> [REQUIRED TASK]: Without the pictures, set down every line of the data exactly.
* START *
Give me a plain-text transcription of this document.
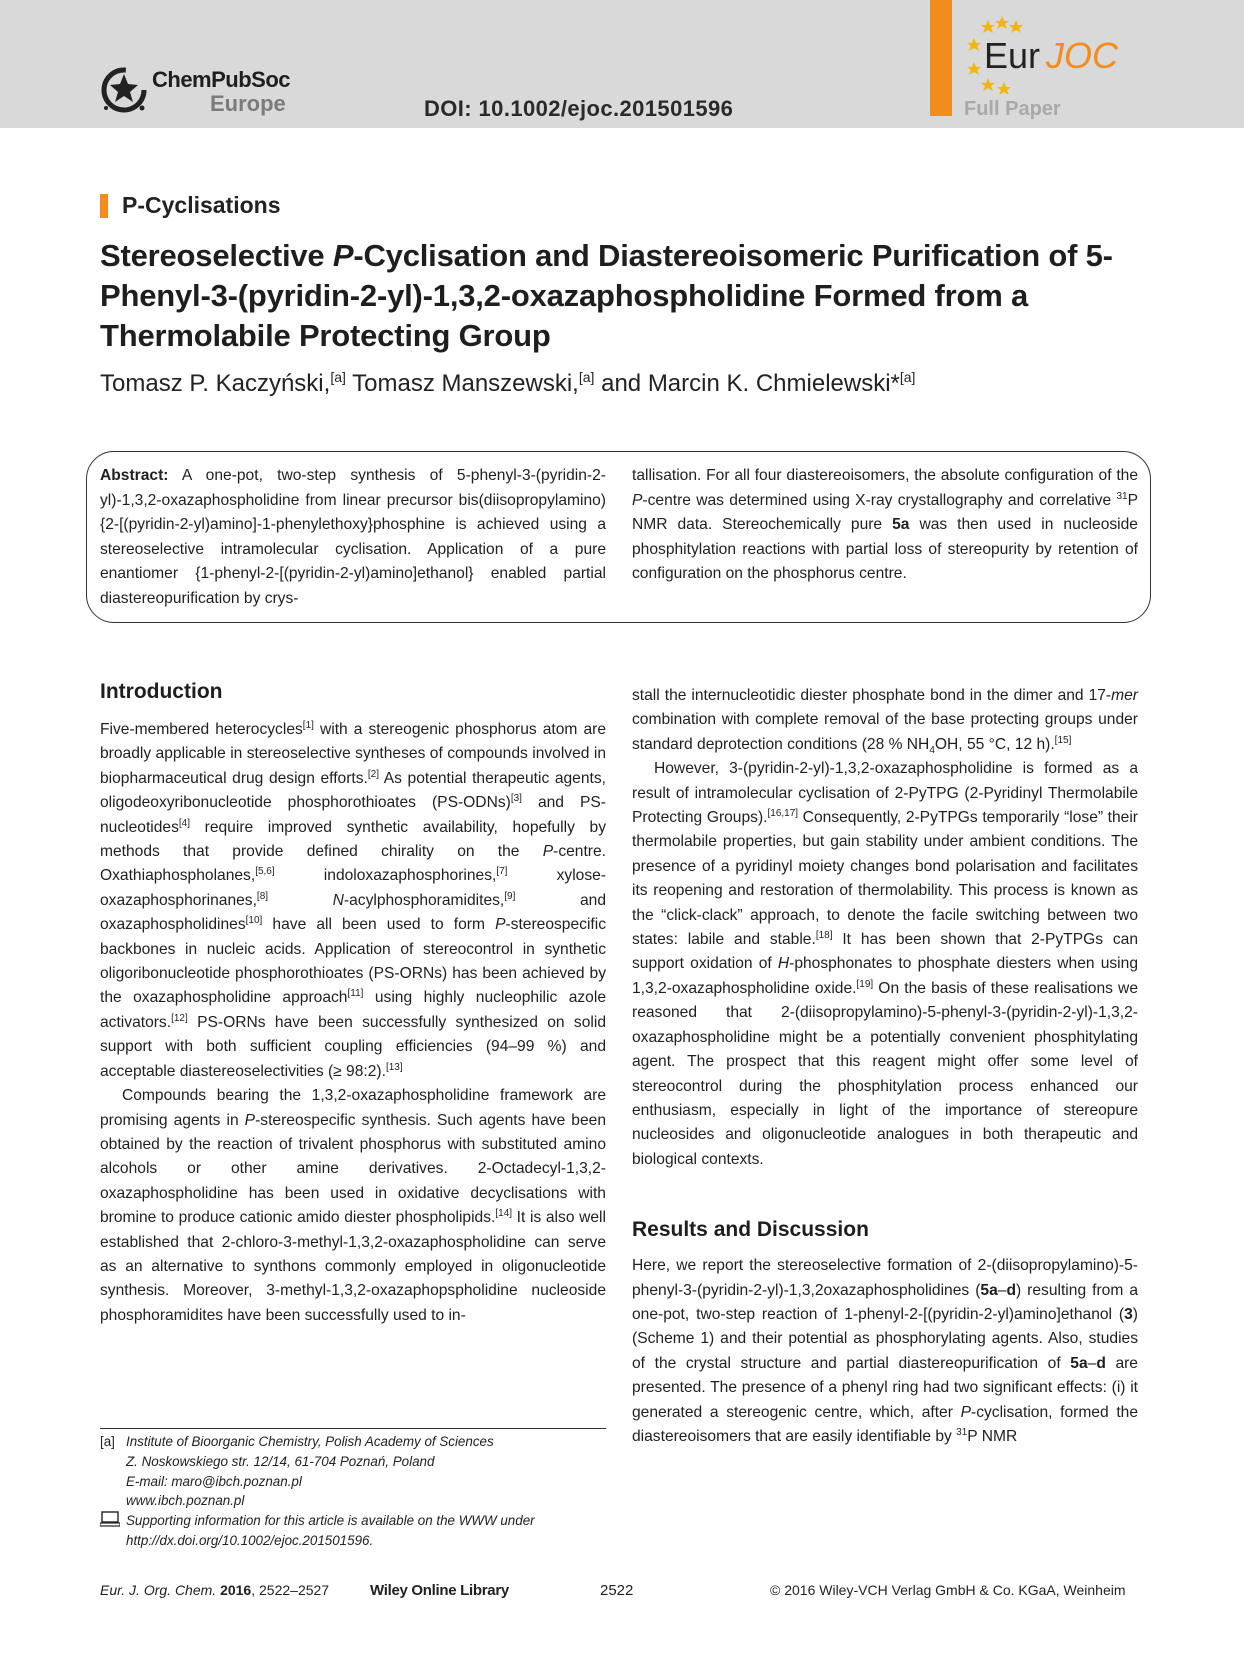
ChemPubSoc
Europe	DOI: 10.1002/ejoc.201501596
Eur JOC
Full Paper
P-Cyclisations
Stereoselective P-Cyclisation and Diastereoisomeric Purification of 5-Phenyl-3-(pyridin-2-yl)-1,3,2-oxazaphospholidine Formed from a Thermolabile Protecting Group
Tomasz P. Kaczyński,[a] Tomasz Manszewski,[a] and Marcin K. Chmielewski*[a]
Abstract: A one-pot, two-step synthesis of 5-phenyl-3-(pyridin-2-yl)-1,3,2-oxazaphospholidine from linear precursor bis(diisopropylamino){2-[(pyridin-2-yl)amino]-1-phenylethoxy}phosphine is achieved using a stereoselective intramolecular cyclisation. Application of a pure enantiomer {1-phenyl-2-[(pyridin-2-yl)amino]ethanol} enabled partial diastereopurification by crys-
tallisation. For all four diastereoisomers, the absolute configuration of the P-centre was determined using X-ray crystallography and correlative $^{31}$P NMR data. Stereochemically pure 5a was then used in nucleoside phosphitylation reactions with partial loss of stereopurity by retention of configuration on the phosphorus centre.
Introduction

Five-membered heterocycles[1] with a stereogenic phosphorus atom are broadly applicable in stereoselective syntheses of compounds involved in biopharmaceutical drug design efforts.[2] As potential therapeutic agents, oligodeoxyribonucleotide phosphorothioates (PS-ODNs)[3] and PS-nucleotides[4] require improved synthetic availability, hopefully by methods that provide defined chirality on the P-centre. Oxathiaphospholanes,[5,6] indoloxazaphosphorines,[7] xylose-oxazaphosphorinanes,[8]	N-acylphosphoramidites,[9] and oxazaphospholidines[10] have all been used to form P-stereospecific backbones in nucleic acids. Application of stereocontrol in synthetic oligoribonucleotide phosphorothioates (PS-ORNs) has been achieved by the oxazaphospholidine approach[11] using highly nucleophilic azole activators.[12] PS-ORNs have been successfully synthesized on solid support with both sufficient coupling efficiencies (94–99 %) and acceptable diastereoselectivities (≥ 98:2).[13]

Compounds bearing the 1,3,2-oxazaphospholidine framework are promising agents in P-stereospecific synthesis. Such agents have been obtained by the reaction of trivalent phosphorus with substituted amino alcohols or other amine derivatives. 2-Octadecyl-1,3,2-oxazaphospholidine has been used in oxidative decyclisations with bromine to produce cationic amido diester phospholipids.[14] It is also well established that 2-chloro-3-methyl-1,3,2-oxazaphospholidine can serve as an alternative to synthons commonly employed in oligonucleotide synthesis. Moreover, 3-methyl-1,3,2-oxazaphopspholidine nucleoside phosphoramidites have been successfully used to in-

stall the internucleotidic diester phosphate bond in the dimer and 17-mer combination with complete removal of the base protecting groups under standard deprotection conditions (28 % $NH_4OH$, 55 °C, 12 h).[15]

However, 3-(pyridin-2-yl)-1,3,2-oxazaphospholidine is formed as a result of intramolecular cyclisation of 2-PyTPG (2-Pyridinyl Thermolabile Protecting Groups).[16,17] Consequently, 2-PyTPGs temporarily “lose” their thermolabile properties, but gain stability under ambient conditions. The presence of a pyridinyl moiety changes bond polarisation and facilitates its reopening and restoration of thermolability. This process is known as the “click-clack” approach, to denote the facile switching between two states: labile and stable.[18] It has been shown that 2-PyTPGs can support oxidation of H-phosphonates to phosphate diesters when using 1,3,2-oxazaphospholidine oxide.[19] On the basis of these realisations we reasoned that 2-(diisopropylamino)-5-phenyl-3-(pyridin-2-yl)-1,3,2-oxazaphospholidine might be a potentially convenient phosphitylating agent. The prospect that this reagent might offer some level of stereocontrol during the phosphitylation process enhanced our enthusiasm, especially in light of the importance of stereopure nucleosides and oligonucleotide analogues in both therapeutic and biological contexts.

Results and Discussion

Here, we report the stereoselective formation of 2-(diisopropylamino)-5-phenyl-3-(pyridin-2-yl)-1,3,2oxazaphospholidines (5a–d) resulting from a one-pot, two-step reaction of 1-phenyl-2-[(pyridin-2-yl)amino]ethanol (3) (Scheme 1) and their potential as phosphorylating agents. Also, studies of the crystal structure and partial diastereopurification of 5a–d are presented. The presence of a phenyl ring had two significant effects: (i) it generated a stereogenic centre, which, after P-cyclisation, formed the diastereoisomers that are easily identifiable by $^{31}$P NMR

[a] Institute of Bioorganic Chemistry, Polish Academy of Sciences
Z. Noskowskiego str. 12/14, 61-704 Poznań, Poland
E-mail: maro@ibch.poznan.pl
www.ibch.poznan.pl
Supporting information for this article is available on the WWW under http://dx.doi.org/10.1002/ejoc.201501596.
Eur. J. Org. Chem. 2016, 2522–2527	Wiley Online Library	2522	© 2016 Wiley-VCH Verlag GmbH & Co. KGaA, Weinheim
* END *
> [RESULT]:
Give me a plain-text transcription of this document.
ChemPubSoc
Europe	DOI: 10.1002/ejoc.201501596
Eur JOC
Full Paper
P-Cyclisations
Stereoselective P-Cyclisation and Diastereoisomeric Purification of 5-Phenyl-3-(pyridin-2-yl)-1,3,2-oxazaphospholidine Formed from a Thermolabile Protecting Group
Tomasz P. Kaczyński,[a] Tomasz Manszewski,[a] and Marcin K. Chmielewski*[a]
Abstract: A one-pot, two-step synthesis of 5-phenyl-3-(pyridin-2-yl)-1,3,2-oxazaphospholidine from linear precursor bis(diisopropylamino){2-[(pyridin-2-yl)amino]-1-phenylethoxy}phosphine is achieved using a stereoselective intramolecular cyclisation. Application of a pure enantiomer {1-phenyl-2-[(pyridin-2-yl)amino]ethanol} enabled partial diastereopurification by crys-
tallisation. For all four diastereoisomers, the absolute configuration of the P-centre was determined using X-ray crystallography and correlative $^{31}$P NMR data. Stereochemically pure 5a was then used in nucleoside phosphitylation reactions with partial loss of stereopurity by retention of configuration on the phosphorus centre.
Introduction

Five-membered heterocycles[1] with a stereogenic phosphorus atom are broadly applicable in stereoselective syntheses of compounds involved in biopharmaceutical drug design efforts.[2] As potential therapeutic agents, oligodeoxyribonucleotide phosphorothioates (PS-ODNs)[3] and PS-nucleotides[4] require improved synthetic availability, hopefully by methods that provide defined chirality on the P-centre. Oxathiaphospholanes,[5,6] indoloxazaphosphorines,[7] xylose-oxazaphosphorinanes,[8]	N-acylphosphoramidites,[9] and oxazaphospholidines[10] have all been used to form P-stereospecific backbones in nucleic acids. Application of stereocontrol in synthetic oligoribonucleotide phosphorothioates (PS-ORNs) has been achieved by the oxazaphospholidine approach[11] using highly nucleophilic azole activators.[12] PS-ORNs have been successfully synthesized on solid support with both sufficient coupling efficiencies (94–99 %) and acceptable diastereoselectivities (≥ 98:2).[13]

Compounds bearing the 1,3,2-oxazaphospholidine framework are promising agents in P-stereospecific synthesis. Such agents have been obtained by the reaction of trivalent phosphorus with substituted amino alcohols or other amine derivatives. 2-Octadecyl-1,3,2-oxazaphospholidine has been used in oxidative decyclisations with bromine to produce cationic amido diester phospholipids.[14] It is also well established that 2-chloro-3-methyl-1,3,2-oxazaphospholidine can serve as an alternative to synthons commonly employed in oligonucleotide synthesis. Moreover, 3-methyl-1,3,2-oxazaphopspholidine nucleoside phosphoramidites have been successfully used to in-

stall the internucleotidic diester phosphate bond in the dimer and 17-mer combination with complete removal of the base protecting groups under standard deprotection conditions (28 % $NH_4OH$, 55 °C, 12 h).[15]

However, 3-(pyridin-2-yl)-1,3,2-oxazaphospholidine is formed as a result of intramolecular cyclisation of 2-PyTPG (2-Pyridinyl Thermolabile Protecting Groups).[16,17] Consequently, 2-PyTPGs temporarily “lose” their thermolabile properties, but gain stability under ambient conditions. The presence of a pyridinyl moiety changes bond polarisation and facilitates its reopening and restoration of thermolability. This process is known as the “click-clack” approach, to denote the facile switching between two states: labile and stable.[18] It has been shown that 2-PyTPGs can support oxidation of H-phosphonates to phosphate diesters when using 1,3,2-oxazaphospholidine oxide.[19] On the basis of these realisations we reasoned that 2-(diisopropylamino)-5-phenyl-3-(pyridin-2-yl)-1,3,2-oxazaphospholidine might be a potentially convenient phosphitylating agent. The prospect that this reagent might offer some level of stereocontrol during the phosphitylation process enhanced our enthusiasm, especially in light of the importance of stereopure nucleosides and oligonucleotide analogues in both therapeutic and biological contexts.

Results and Discussion

Here, we report the stereoselective formation of 2-(diisopropylamino)-5-phenyl-3-(pyridin-2-yl)-1,3,2oxazaphospholidines (5a–d) resulting from a one-pot, two-step reaction of 1-phenyl-2-[(pyridin-2-yl)amino]ethanol (3) (Scheme 1) and their potential as phosphorylating agents. Also, studies of the crystal structure and partial diastereopurification of 5a–d are presented. The presence of a phenyl ring had two significant effects: (i) it generated a stereogenic centre, which, after P-cyclisation, formed the diastereoisomers that are easily identifiable by $^{31}$P NMR

[a] Institute of Bioorganic Chemistry, Polish Academy of Sciences
Z. Noskowskiego str. 12/14, 61-704 Poznań, Poland
E-mail: maro@ibch.poznan.pl
www.ibch.poznan.pl
Supporting information for this article is available on the WWW under http://dx.doi.org/10.1002/ejoc.201501596.
Eur. J. Org. Chem. 2016, 2522–2527	Wiley Online Library	2522	© 2016 Wiley-VCH Verlag GmbH & Co. KGaA, Weinheim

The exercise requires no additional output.